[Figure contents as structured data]
▼

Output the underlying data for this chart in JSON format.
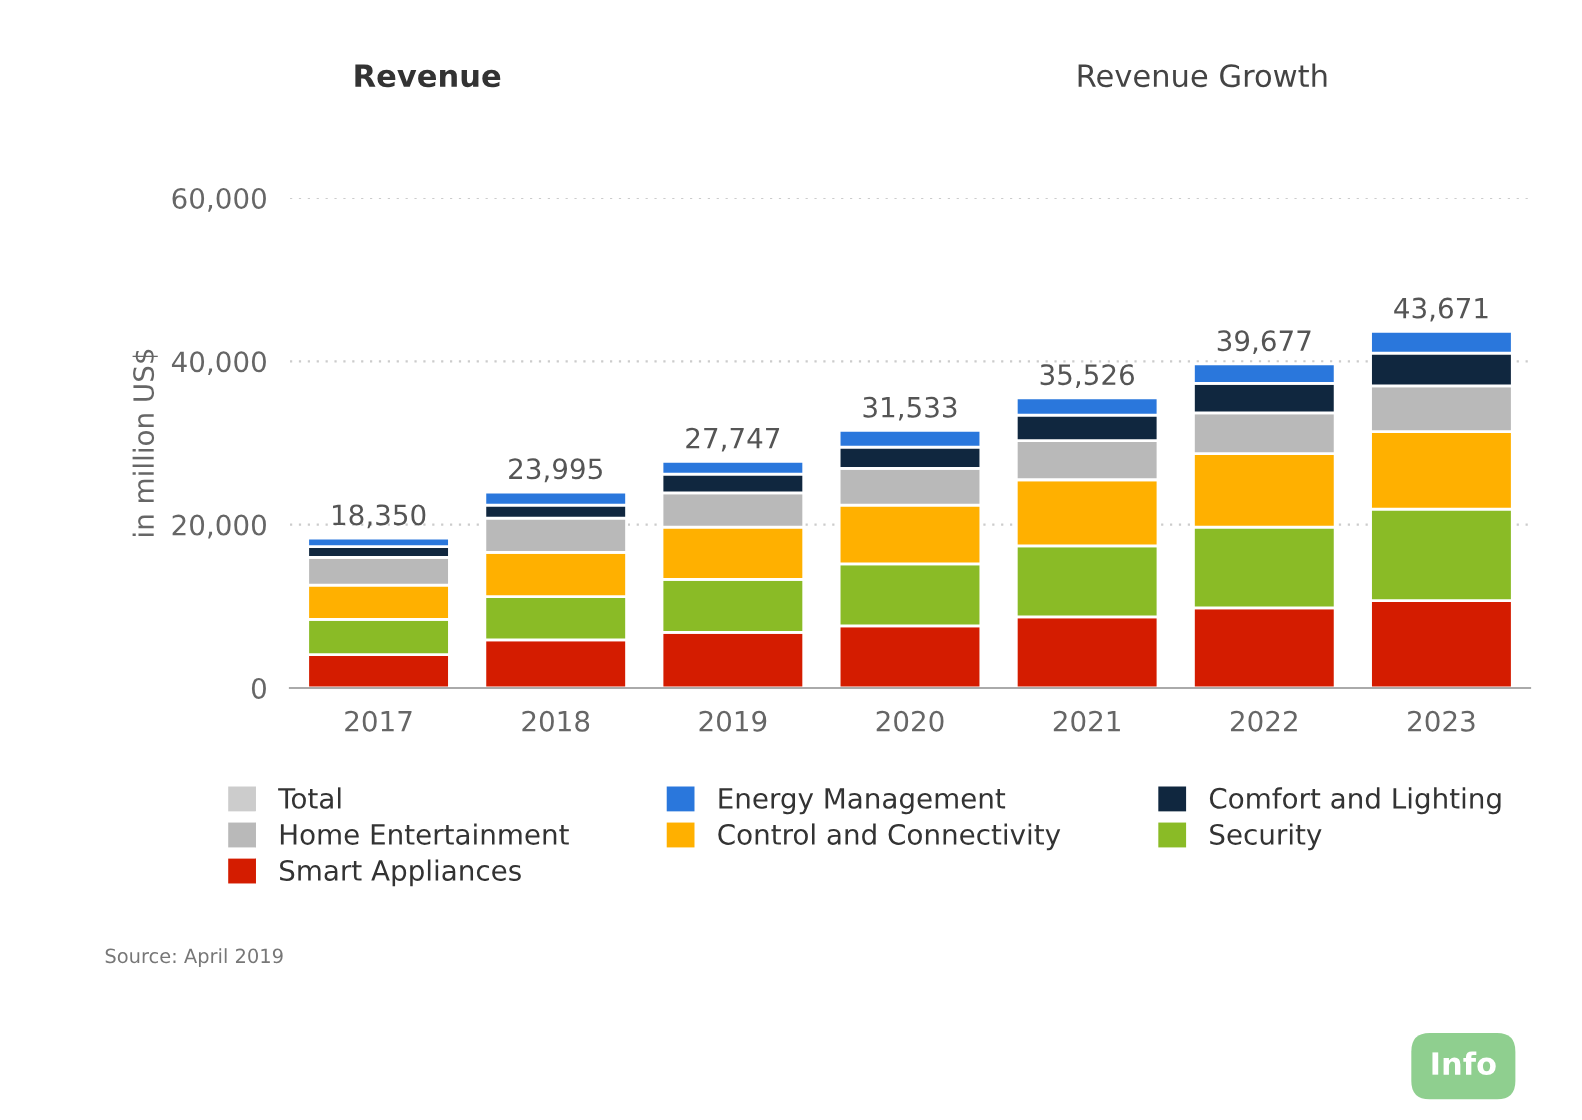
{
  "chart_data": {
    "type": "bar",
    "stacked": true,
    "categories": [
      "2017",
      "2018",
      "2019",
      "2020",
      "2021",
      "2022",
      "2023"
    ],
    "ylabel": "in million US$",
    "ylim": [
      0,
      60000
    ],
    "yticks": [
      0,
      {
        "value": 20000,
        "label": "20,000"
      },
      {
        "value": 40000,
        "label": "40,000"
      },
      {
        "value": 60000,
        "label": "60,000"
      }
    ],
    "grid": "y",
    "legend": "bottom",
    "series": [
      {
        "name": "Smart Appliances",
        "color": "#d41c00",
        "values": [
          4100,
          5900,
          6800,
          7600,
          8700,
          9800,
          10700
        ]
      },
      {
        "name": "Security",
        "color": "#8abb26",
        "values": [
          4300,
          5300,
          6500,
          7600,
          8700,
          9900,
          11200
        ]
      },
      {
        "name": "Control and Connectivity",
        "color": "#ffb000",
        "values": [
          4200,
          5400,
          6400,
          7200,
          8100,
          9000,
          9500
        ]
      },
      {
        "name": "Home Entertainment",
        "color": "#b9b9b9",
        "values": [
          3400,
          4200,
          4200,
          4500,
          4800,
          5000,
          5600
        ]
      },
      {
        "name": "Comfort and Lighting",
        "color": "#10273f",
        "values": [
          1300,
          1600,
          2300,
          2600,
          3100,
          3600,
          4000
        ]
      },
      {
        "name": "Energy Management",
        "color": "#2a77dc",
        "values": [
          1050,
          1595,
          1547,
          2033,
          2126,
          2377,
          2671
        ]
      },
      {
        "name": "Total",
        "color": "#cccccc",
        "values": [
          null,
          null,
          null,
          null,
          null,
          null,
          null
        ]
      }
    ],
    "totals": [
      "18,350",
      "23,995",
      "27,747",
      "31,533",
      "35,526",
      "39,677",
      "43,671"
    ],
    "annotations": [
      "Revenue",
      "Revenue Growth",
      "Source: April 2019",
      "Info"
    ]
  }
}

▲

» The request
Strip out the images, then output the records above word for word.

» Response for this exercise
Output the underlying data for this chart in JSON format.
{
  "chart_data": {
    "type": "bar",
    "stacked": true,
    "categories": [
      "2017",
      "2018",
      "2019",
      "2020",
      "2021",
      "2022",
      "2023"
    ],
    "ylabel": "in million US$",
    "ylim": [
      0,
      60000
    ],
    "yticks": [
      0,
      {
        "value": 20000,
        "label": "20,000"
      },
      {
        "value": 40000,
        "label": "40,000"
      },
      {
        "value": 60000,
        "label": "60,000"
      }
    ],
    "grid": "y",
    "legend": "bottom",
    "series": [
      {
        "name": "Smart Appliances",
        "color": "#d41c00",
        "values": [
          4100,
          5900,
          6800,
          7600,
          8700,
          9800,
          10700
        ]
      },
      {
        "name": "Security",
        "color": "#8abb26",
        "values": [
          4300,
          5300,
          6500,
          7600,
          8700,
          9900,
          11200
        ]
      },
      {
        "name": "Control and Connectivity",
        "color": "#ffb000",
        "values": [
          4200,
          5400,
          6400,
          7200,
          8100,
          9000,
          9500
        ]
      },
      {
        "name": "Home Entertainment",
        "color": "#b9b9b9",
        "values": [
          3400,
          4200,
          4200,
          4500,
          4800,
          5000,
          5600
        ]
      },
      {
        "name": "Comfort and Lighting",
        "color": "#10273f",
        "values": [
          1300,
          1600,
          2300,
          2600,
          3100,
          3600,
          4000
        ]
      },
      {
        "name": "Energy Management",
        "color": "#2a77dc",
        "values": [
          1050,
          1595,
          1547,
          2033,
          2126,
          2377,
          2671
        ]
      },
      {
        "name": "Total",
        "color": "#cccccc",
        "values": [
          null,
          null,
          null,
          null,
          null,
          null,
          null
        ]
      }
    ],
    "totals": [
      "18,350",
      "23,995",
      "27,747",
      "31,533",
      "35,526",
      "39,677",
      "43,671"
    ],
    "annotations": [
      "Revenue",
      "Revenue Growth",
      "Source: April 2019",
      "Info"
    ]
  }
}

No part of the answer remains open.